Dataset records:
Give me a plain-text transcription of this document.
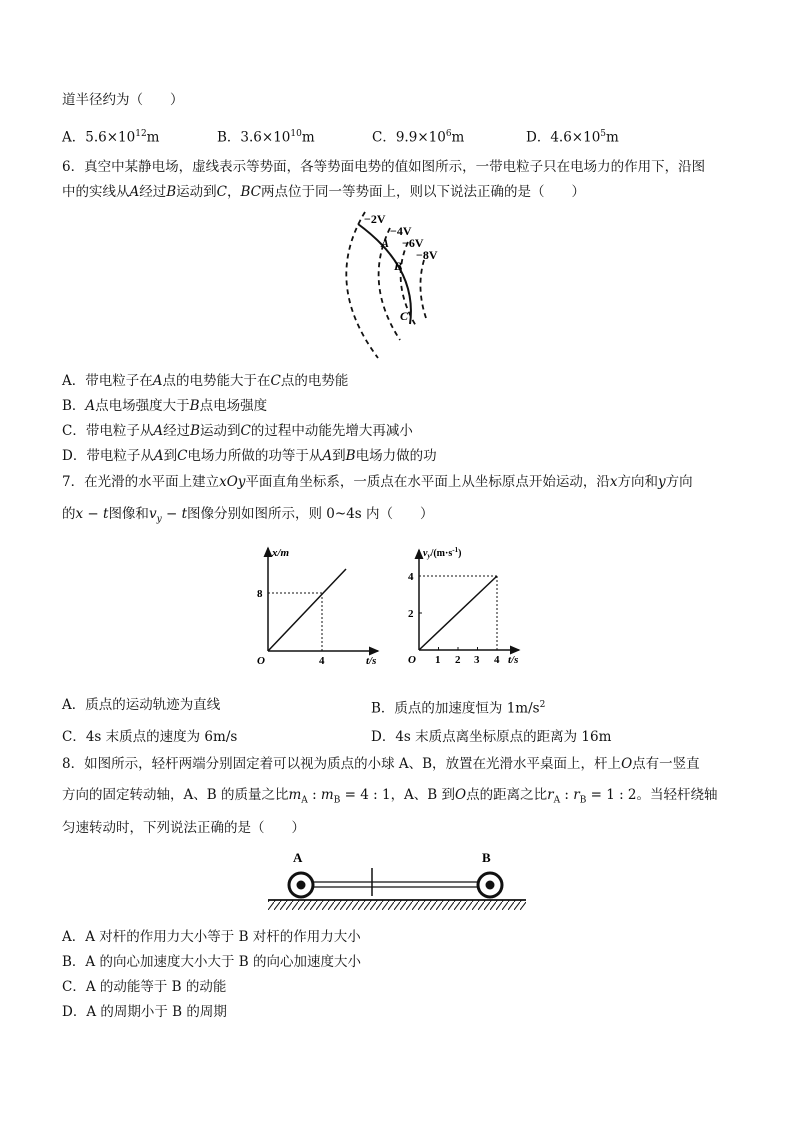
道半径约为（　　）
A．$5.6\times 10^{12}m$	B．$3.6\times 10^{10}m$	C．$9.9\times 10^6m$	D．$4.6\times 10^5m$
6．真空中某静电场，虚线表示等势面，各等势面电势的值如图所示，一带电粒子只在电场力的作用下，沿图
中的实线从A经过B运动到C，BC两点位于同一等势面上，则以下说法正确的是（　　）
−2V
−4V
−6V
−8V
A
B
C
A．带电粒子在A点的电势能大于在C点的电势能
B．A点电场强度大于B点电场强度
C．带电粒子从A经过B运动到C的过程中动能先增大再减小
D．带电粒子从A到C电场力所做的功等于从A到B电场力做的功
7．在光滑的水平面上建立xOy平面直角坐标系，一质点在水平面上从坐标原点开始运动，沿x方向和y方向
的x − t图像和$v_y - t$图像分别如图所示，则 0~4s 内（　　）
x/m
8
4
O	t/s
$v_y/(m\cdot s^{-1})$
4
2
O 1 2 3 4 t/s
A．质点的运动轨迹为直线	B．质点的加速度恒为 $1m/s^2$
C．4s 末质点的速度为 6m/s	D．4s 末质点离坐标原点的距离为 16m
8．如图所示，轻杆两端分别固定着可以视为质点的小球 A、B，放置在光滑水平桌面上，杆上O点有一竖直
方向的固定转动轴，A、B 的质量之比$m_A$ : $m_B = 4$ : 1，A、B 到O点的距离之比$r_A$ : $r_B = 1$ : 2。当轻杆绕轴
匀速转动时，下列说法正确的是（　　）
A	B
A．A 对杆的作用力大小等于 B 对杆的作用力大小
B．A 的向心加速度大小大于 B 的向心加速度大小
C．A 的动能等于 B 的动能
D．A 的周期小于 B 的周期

--

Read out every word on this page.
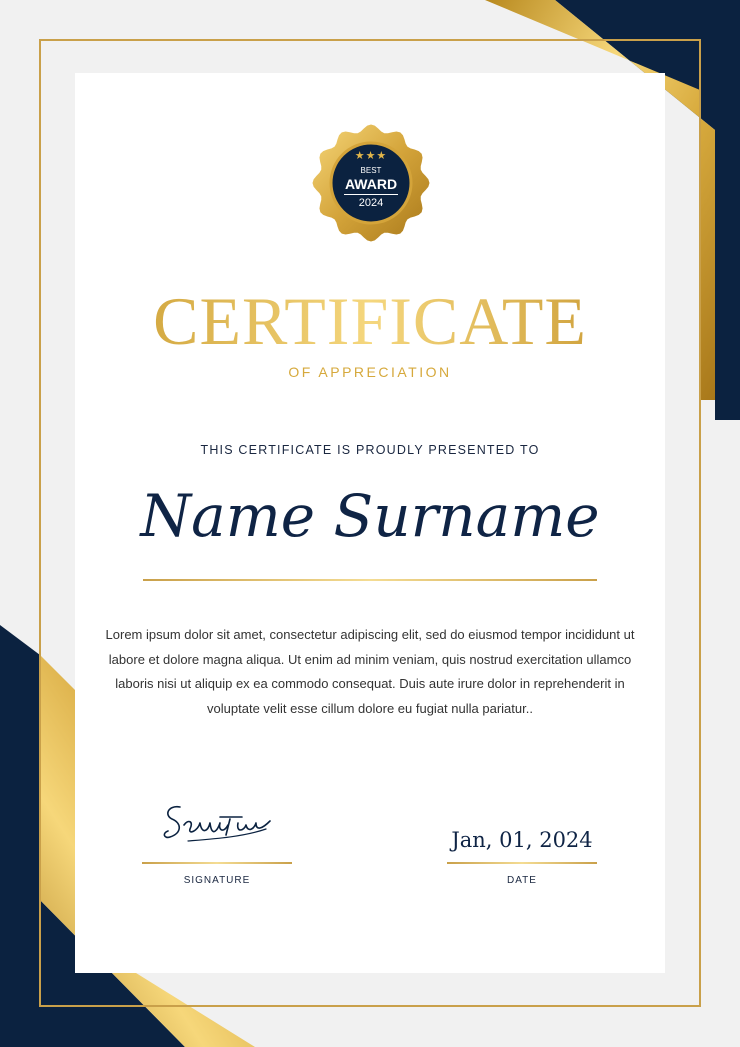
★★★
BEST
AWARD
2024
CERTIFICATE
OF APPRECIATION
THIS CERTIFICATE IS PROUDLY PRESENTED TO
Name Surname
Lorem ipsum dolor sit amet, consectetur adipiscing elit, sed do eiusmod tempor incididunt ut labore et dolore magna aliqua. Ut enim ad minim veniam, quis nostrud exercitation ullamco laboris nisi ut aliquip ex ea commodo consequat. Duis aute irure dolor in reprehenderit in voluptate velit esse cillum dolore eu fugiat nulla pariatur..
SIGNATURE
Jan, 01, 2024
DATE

Request :: Tally the lines of the listing above that include the word "CERTIFICATE". Answer with the number alone.

Output for this task :: 2